── ENTRIES SHOWN

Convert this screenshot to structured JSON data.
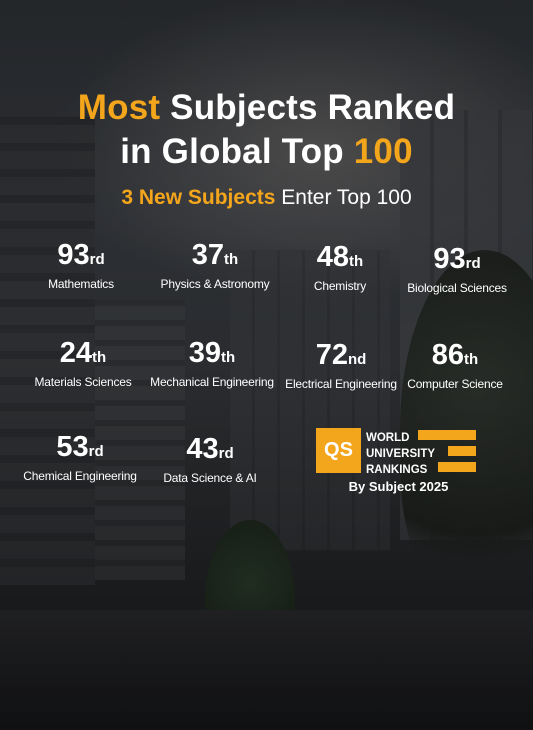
{
  "headline": {
    "line1_accent": "Most",
    "line1_rest": " Subjects Ranked",
    "line2_rest": "in Global Top ",
    "line2_accent": "100"
  },
  "subheadline": {
    "accent": "3 New  Subjects",
    "rest": " Enter Top 100"
  },
  "rankings": [
    {
      "rank": "93",
      "suffix": "rd",
      "subject": "Mathematics"
    },
    {
      "rank": "37",
      "suffix": "th",
      "subject": "Physics & Astronomy"
    },
    {
      "rank": "48",
      "suffix": "th",
      "subject": "Chemistry"
    },
    {
      "rank": "93",
      "suffix": "rd",
      "subject": "Biological Sciences"
    },
    {
      "rank": "24",
      "suffix": "th",
      "subject": "Materials Sciences"
    },
    {
      "rank": "39",
      "suffix": "th",
      "subject": "Mechanical Engineering"
    },
    {
      "rank": "72",
      "suffix": "nd",
      "subject": "Electrical Engineering"
    },
    {
      "rank": "86",
      "suffix": "th",
      "subject": "Computer Science"
    },
    {
      "rank": "53",
      "suffix": "rd",
      "subject": "Chemical Engineering"
    },
    {
      "rank": "43",
      "suffix": "rd",
      "subject": "Data Science & AI"
    }
  ],
  "qs_logo": {
    "mark": "QS",
    "line1": "WORLD",
    "line2": "UNIVERSITY",
    "line3": "RANKINGS",
    "byline": "By Subject 2025"
  },
  "colors": {
    "accent": "#f3a51b",
    "text": "#ffffff",
    "background": "#2b2d30"
  }
}
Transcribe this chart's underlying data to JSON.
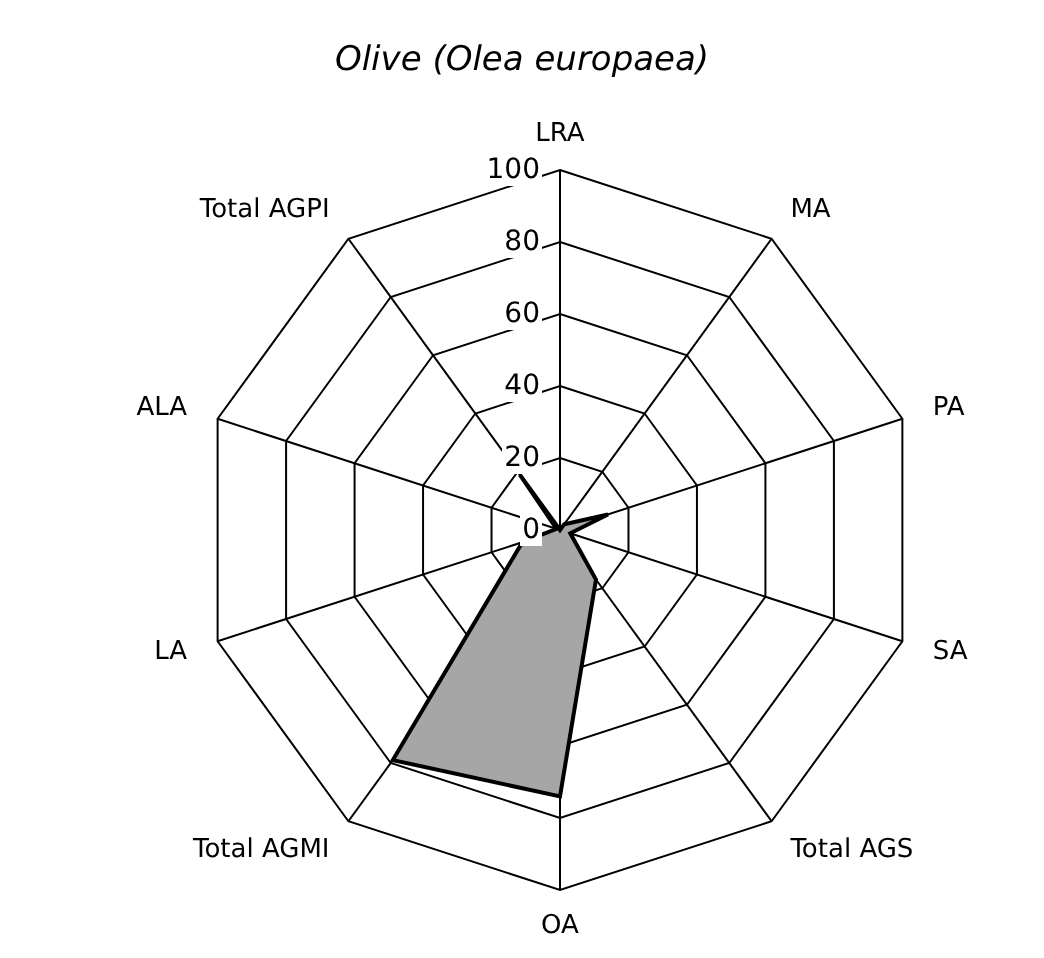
{
  "chart_data": {
    "type": "radar",
    "title": "Olive (Olea europaea)",
    "categories": [
      "LRA",
      "MA",
      "PA",
      "SA",
      "Total AGS",
      "OA",
      "Total AGMI",
      "LA",
      "ALA",
      "Total AGPI"
    ],
    "series": [
      {
        "color": "#a6a6a6",
        "values": [
          0,
          2,
          14,
          3,
          17,
          74,
          79,
          11,
          1,
          19
        ]
      }
    ],
    "ylim": [
      0,
      100
    ],
    "yticks": [
      0,
      20,
      40,
      60,
      80,
      100
    ],
    "grid": true
  }
}
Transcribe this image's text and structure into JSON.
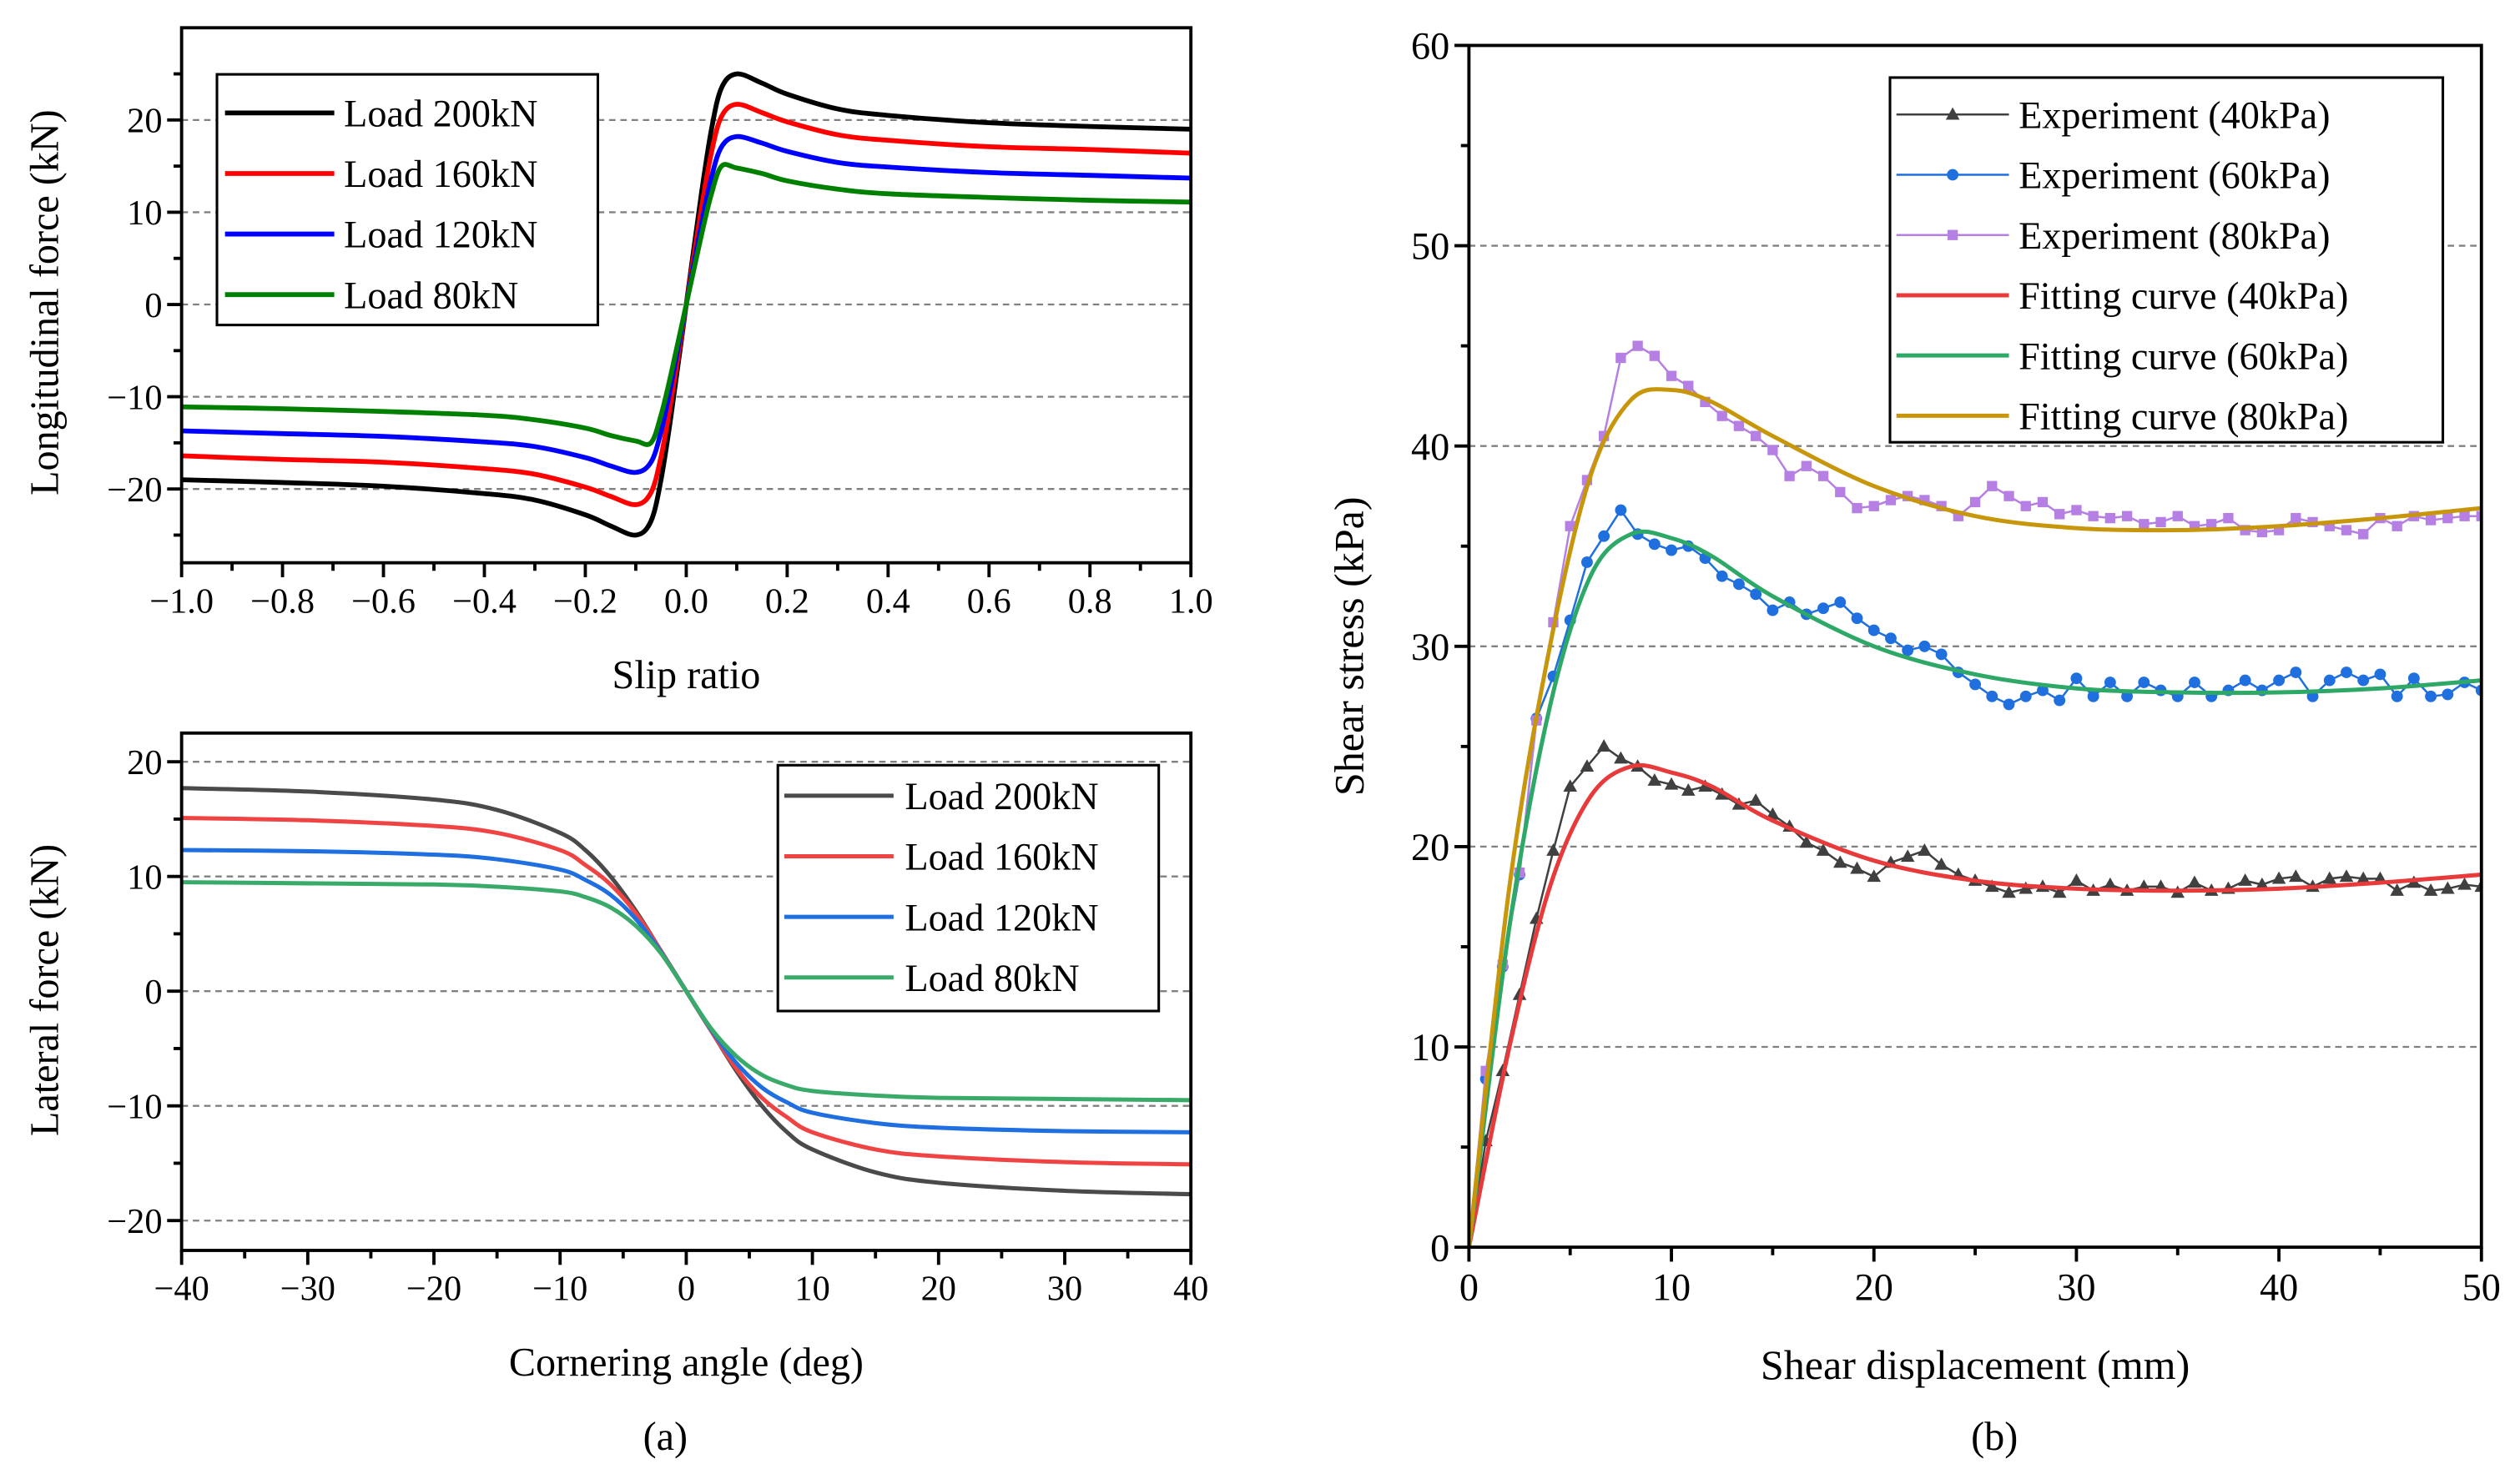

────

Retype every entry verbatim and exclude the pictures from the copy.

**RESPONSE TO THIS EXERCISE:**
Convert this screenshot to structured JSON data.
{
  "headline": {
    "line1_accent": "Most",
    "line1_rest": " Subjects Ranked",
    "line2_rest": "in Global Top ",
    "line2_accent": "100"
  },
  "subheadline": {
    "accent": "3 New  Subjects",
    "rest": " Enter Top 100"
  },
  "rankings": [
    {
      "rank": "93",
      "suffix": "rd",
      "subject": "Mathematics"
    },
    {
      "rank": "37",
      "suffix": "th",
      "subject": "Physics & Astronomy"
    },
    {
      "rank": "48",
      "suffix": "th",
      "subject": "Chemistry"
    },
    {
      "rank": "93",
      "suffix": "rd",
      "subject": "Biological Sciences"
    },
    {
      "rank": "24",
      "suffix": "th",
      "subject": "Materials Sciences"
    },
    {
      "rank": "39",
      "suffix": "th",
      "subject": "Mechanical Engineering"
    },
    {
      "rank": "72",
      "suffix": "nd",
      "subject": "Electrical Engineering"
    },
    {
      "rank": "86",
      "suffix": "th",
      "subject": "Computer Science"
    },
    {
      "rank": "53",
      "suffix": "rd",
      "subject": "Chemical Engineering"
    },
    {
      "rank": "43",
      "suffix": "rd",
      "subject": "Data Science & AI"
    }
  ],
  "qs_logo": {
    "mark": "QS",
    "line1": "WORLD",
    "line2": "UNIVERSITY",
    "line3": "RANKINGS",
    "byline": "By Subject 2025"
  },
  "colors": {
    "accent": "#f3a51b",
    "text": "#ffffff",
    "background": "#2b2d30"
  }
}
Transcribe this chart's underlying data to JSON.
{
  "chart_data": {
    "type": "radar",
    "title": "Olive (Olea europaea)",
    "categories": [
      "LRA",
      "MA",
      "PA",
      "SA",
      "Total AGS",
      "OA",
      "Total AGMI",
      "LA",
      "ALA",
      "Total AGPI"
    ],
    "series": [
      {
        "color": "#a6a6a6",
        "values": [
          0,
          2,
          14,
          3,
          17,
          74,
          79,
          11,
          1,
          19
        ]
      }
    ],
    "ylim": [
      0,
      100
    ],
    "yticks": [
      0,
      20,
      40,
      60,
      80,
      100
    ],
    "grid": true
  }
}
Transcribe this image's text and structure into JSON.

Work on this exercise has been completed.